- [Problem] Give the number of lines containing the word "COINBASE", and nothing else.

- [The records]
******

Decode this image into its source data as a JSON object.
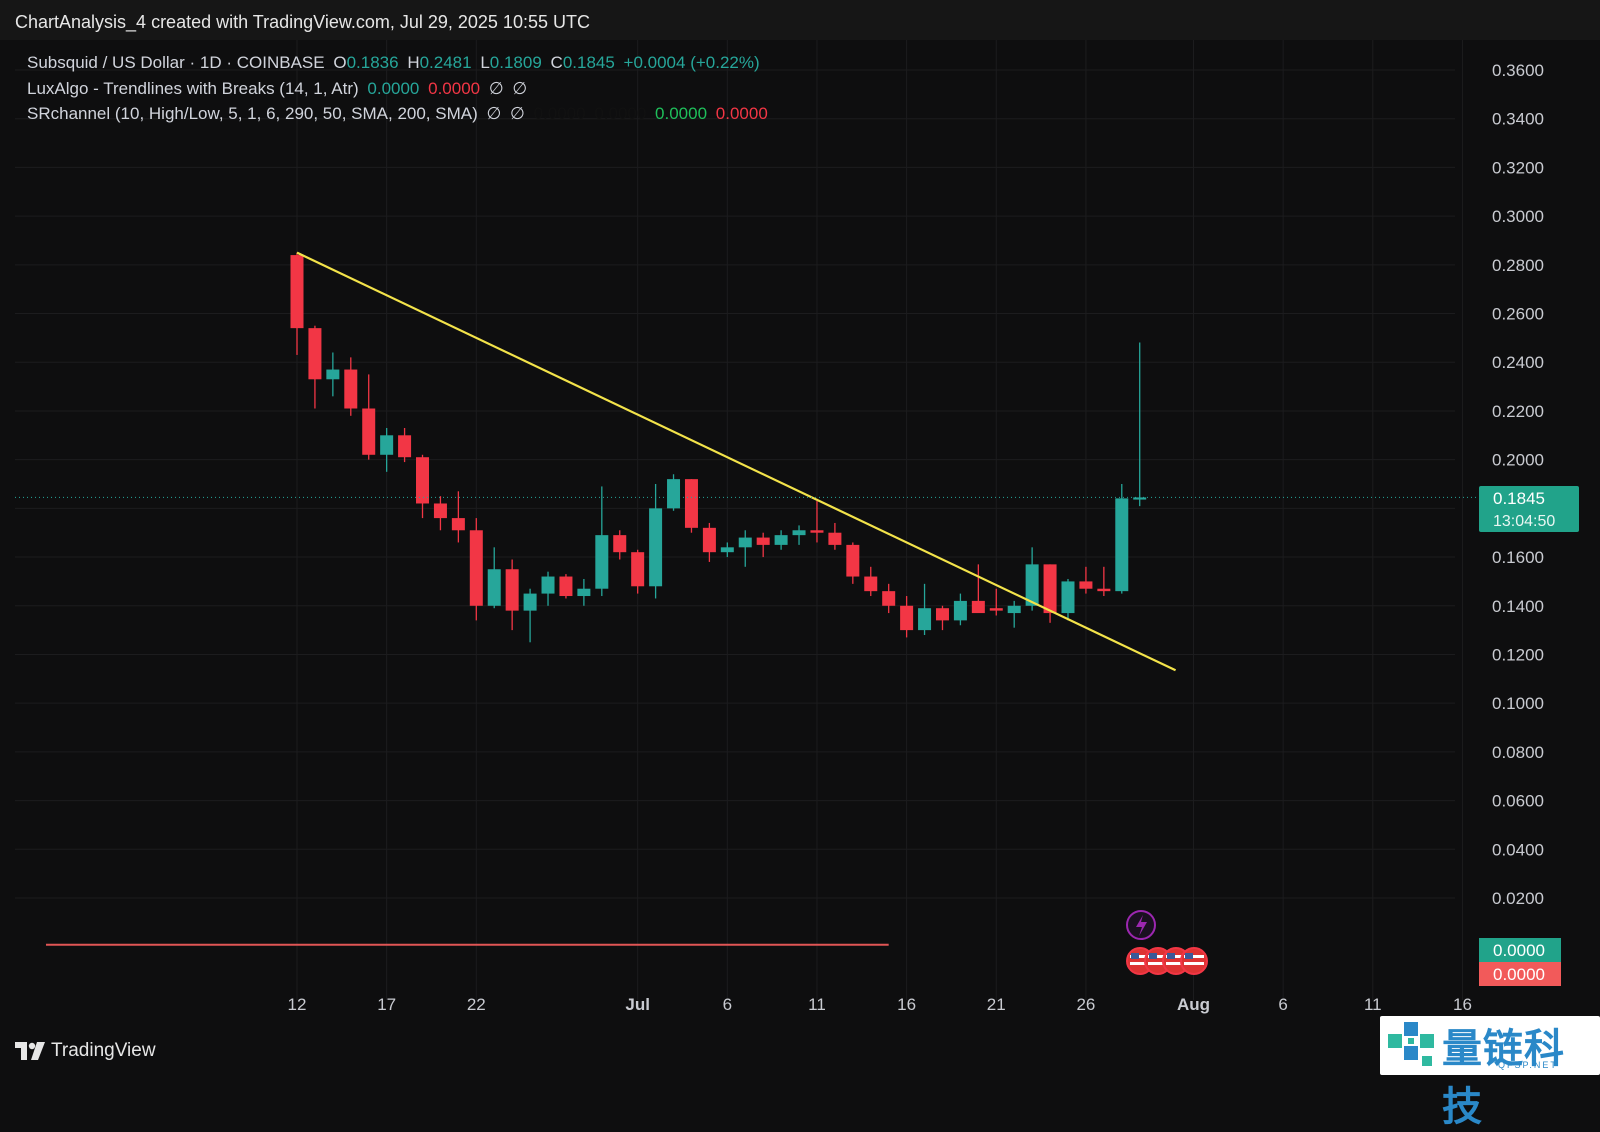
{
  "header": {
    "text": "ChartAnalysis_4 created with TradingView.com, Jul 29, 2025 10:55 UTC"
  },
  "legend": {
    "symbol": "Subsquid / US Dollar · 1D · COINBASE",
    "o_label": "O",
    "o_value": "0.1836",
    "h_label": "H",
    "h_value": "0.2481",
    "l_label": "L",
    "l_value": "0.1809",
    "c_label": "C",
    "c_value": "0.1845",
    "change": "+0.0004 (+0.22%)",
    "indicator1": "LuxAlgo - Trendlines with Breaks (14, 1, Atr)",
    "indicator1_v1": "0.0000",
    "indicator1_v2": "0.0000",
    "indicator2": "SRchannel (10, High/Low, 5, 1, 6, 290, 50, SMA, 200, SMA)",
    "indicator2_v1": "0.0000",
    "indicator2_v2": "0.0000",
    "indicator2_v3": "0.0000",
    "indicator2_v4": "0.0000",
    "hidden_icon": "∅"
  },
  "price_tag": {
    "price": "0.1845",
    "countdown": "13:04:50"
  },
  "zero_tags": {
    "upper": "0.0000",
    "lower": "0.0000"
  },
  "brand": {
    "name": "TradingView"
  },
  "watermark": {
    "title": "量链科技",
    "subtitle": "QFSP.NET"
  },
  "colors": {
    "up": "#26a69a",
    "down": "#f23645",
    "trendline": "#f3e34a",
    "background": "#0e0e0f"
  },
  "chart_data": {
    "type": "candlestick",
    "title": "Subsquid / US Dollar · 1D · COINBASE",
    "ylim": [
      0.0,
      0.37
    ],
    "y_ticks": [
      "0.3600",
      "0.3400",
      "0.3200",
      "0.3000",
      "0.2800",
      "0.2600",
      "0.2400",
      "0.2200",
      "0.2000",
      "0.1800",
      "0.1600",
      "0.1400",
      "0.1200",
      "0.1000",
      "0.0800",
      "0.0600",
      "0.0400",
      "0.0200"
    ],
    "x_ticks": [
      {
        "date": "2025-06-12",
        "label": "12"
      },
      {
        "date": "2025-06-17",
        "label": "17"
      },
      {
        "date": "2025-06-22",
        "label": "22"
      },
      {
        "date": "2025-07-01",
        "label": "Jul"
      },
      {
        "date": "2025-07-06",
        "label": "6"
      },
      {
        "date": "2025-07-11",
        "label": "11"
      },
      {
        "date": "2025-07-16",
        "label": "16"
      },
      {
        "date": "2025-07-21",
        "label": "21"
      },
      {
        "date": "2025-07-26",
        "label": "26"
      },
      {
        "date": "2025-08-01",
        "label": "Aug"
      },
      {
        "date": "2025-08-06",
        "label": "6"
      },
      {
        "date": "2025-08-11",
        "label": "11"
      },
      {
        "date": "2025-08-16",
        "label": "16"
      }
    ],
    "candles": [
      {
        "date": "2025-06-12",
        "o": 0.284,
        "h": 0.285,
        "l": 0.243,
        "c": 0.254
      },
      {
        "date": "2025-06-13",
        "o": 0.254,
        "h": 0.255,
        "l": 0.221,
        "c": 0.233
      },
      {
        "date": "2025-06-14",
        "o": 0.233,
        "h": 0.244,
        "l": 0.226,
        "c": 0.237
      },
      {
        "date": "2025-06-15",
        "o": 0.237,
        "h": 0.242,
        "l": 0.218,
        "c": 0.221
      },
      {
        "date": "2025-06-16",
        "o": 0.221,
        "h": 0.235,
        "l": 0.2,
        "c": 0.202
      },
      {
        "date": "2025-06-17",
        "o": 0.202,
        "h": 0.213,
        "l": 0.195,
        "c": 0.21
      },
      {
        "date": "2025-06-18",
        "o": 0.21,
        "h": 0.213,
        "l": 0.199,
        "c": 0.201
      },
      {
        "date": "2025-06-19",
        "o": 0.201,
        "h": 0.202,
        "l": 0.176,
        "c": 0.182
      },
      {
        "date": "2025-06-20",
        "o": 0.182,
        "h": 0.185,
        "l": 0.171,
        "c": 0.176
      },
      {
        "date": "2025-06-21",
        "o": 0.176,
        "h": 0.187,
        "l": 0.166,
        "c": 0.171
      },
      {
        "date": "2025-06-22",
        "o": 0.171,
        "h": 0.176,
        "l": 0.134,
        "c": 0.14
      },
      {
        "date": "2025-06-23",
        "o": 0.14,
        "h": 0.164,
        "l": 0.139,
        "c": 0.155
      },
      {
        "date": "2025-06-24",
        "o": 0.155,
        "h": 0.159,
        "l": 0.13,
        "c": 0.138
      },
      {
        "date": "2025-06-25",
        "o": 0.138,
        "h": 0.147,
        "l": 0.125,
        "c": 0.145
      },
      {
        "date": "2025-06-26",
        "o": 0.145,
        "h": 0.154,
        "l": 0.14,
        "c": 0.152
      },
      {
        "date": "2025-06-27",
        "o": 0.152,
        "h": 0.153,
        "l": 0.143,
        "c": 0.144
      },
      {
        "date": "2025-06-28",
        "o": 0.144,
        "h": 0.151,
        "l": 0.14,
        "c": 0.147
      },
      {
        "date": "2025-06-29",
        "o": 0.147,
        "h": 0.189,
        "l": 0.144,
        "c": 0.169
      },
      {
        "date": "2025-06-30",
        "o": 0.169,
        "h": 0.171,
        "l": 0.159,
        "c": 0.162
      },
      {
        "date": "2025-07-01",
        "o": 0.162,
        "h": 0.163,
        "l": 0.145,
        "c": 0.148
      },
      {
        "date": "2025-07-02",
        "o": 0.148,
        "h": 0.19,
        "l": 0.143,
        "c": 0.18
      },
      {
        "date": "2025-07-03",
        "o": 0.18,
        "h": 0.194,
        "l": 0.179,
        "c": 0.192
      },
      {
        "date": "2025-07-04",
        "o": 0.192,
        "h": 0.192,
        "l": 0.17,
        "c": 0.172
      },
      {
        "date": "2025-07-05",
        "o": 0.172,
        "h": 0.174,
        "l": 0.158,
        "c": 0.162
      },
      {
        "date": "2025-07-06",
        "o": 0.162,
        "h": 0.166,
        "l": 0.16,
        "c": 0.164
      },
      {
        "date": "2025-07-07",
        "o": 0.164,
        "h": 0.171,
        "l": 0.156,
        "c": 0.168
      },
      {
        "date": "2025-07-08",
        "o": 0.168,
        "h": 0.17,
        "l": 0.16,
        "c": 0.165
      },
      {
        "date": "2025-07-09",
        "o": 0.165,
        "h": 0.171,
        "l": 0.163,
        "c": 0.169
      },
      {
        "date": "2025-07-10",
        "o": 0.169,
        "h": 0.173,
        "l": 0.165,
        "c": 0.171
      },
      {
        "date": "2025-07-11",
        "o": 0.171,
        "h": 0.183,
        "l": 0.166,
        "c": 0.17
      },
      {
        "date": "2025-07-12",
        "o": 0.17,
        "h": 0.174,
        "l": 0.163,
        "c": 0.165
      },
      {
        "date": "2025-07-13",
        "o": 0.165,
        "h": 0.166,
        "l": 0.149,
        "c": 0.152
      },
      {
        "date": "2025-07-14",
        "o": 0.152,
        "h": 0.156,
        "l": 0.144,
        "c": 0.146
      },
      {
        "date": "2025-07-15",
        "o": 0.146,
        "h": 0.149,
        "l": 0.137,
        "c": 0.14
      },
      {
        "date": "2025-07-16",
        "o": 0.14,
        "h": 0.144,
        "l": 0.127,
        "c": 0.13
      },
      {
        "date": "2025-07-17",
        "o": 0.13,
        "h": 0.149,
        "l": 0.128,
        "c": 0.139
      },
      {
        "date": "2025-07-18",
        "o": 0.139,
        "h": 0.14,
        "l": 0.13,
        "c": 0.134
      },
      {
        "date": "2025-07-19",
        "o": 0.134,
        "h": 0.145,
        "l": 0.132,
        "c": 0.142
      },
      {
        "date": "2025-07-20",
        "o": 0.142,
        "h": 0.157,
        "l": 0.139,
        "c": 0.137
      },
      {
        "date": "2025-07-21",
        "o": 0.139,
        "h": 0.147,
        "l": 0.136,
        "c": 0.138
      },
      {
        "date": "2025-07-22",
        "o": 0.137,
        "h": 0.142,
        "l": 0.131,
        "c": 0.14
      },
      {
        "date": "2025-07-23",
        "o": 0.14,
        "h": 0.164,
        "l": 0.138,
        "c": 0.157
      },
      {
        "date": "2025-07-24",
        "o": 0.157,
        "h": 0.157,
        "l": 0.133,
        "c": 0.137
      },
      {
        "date": "2025-07-25",
        "o": 0.137,
        "h": 0.151,
        "l": 0.134,
        "c": 0.15
      },
      {
        "date": "2025-07-26",
        "o": 0.15,
        "h": 0.156,
        "l": 0.145,
        "c": 0.147
      },
      {
        "date": "2025-07-27",
        "o": 0.147,
        "h": 0.156,
        "l": 0.144,
        "c": 0.146
      },
      {
        "date": "2025-07-28",
        "o": 0.146,
        "h": 0.19,
        "l": 0.145,
        "c": 0.1841
      },
      {
        "date": "2025-07-29",
        "o": 0.1836,
        "h": 0.2481,
        "l": 0.1809,
        "c": 0.1845
      }
    ],
    "trendline": {
      "from": {
        "date": "2025-06-12",
        "price": 0.285
      },
      "to": {
        "date": "2025-07-31",
        "price": 0.1135
      }
    },
    "sr_zero_line": {
      "from": "2025-05-29",
      "to": "2025-07-15",
      "price": 0.0
    },
    "current_price": 0.1845
  }
}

******

- [Solution] 2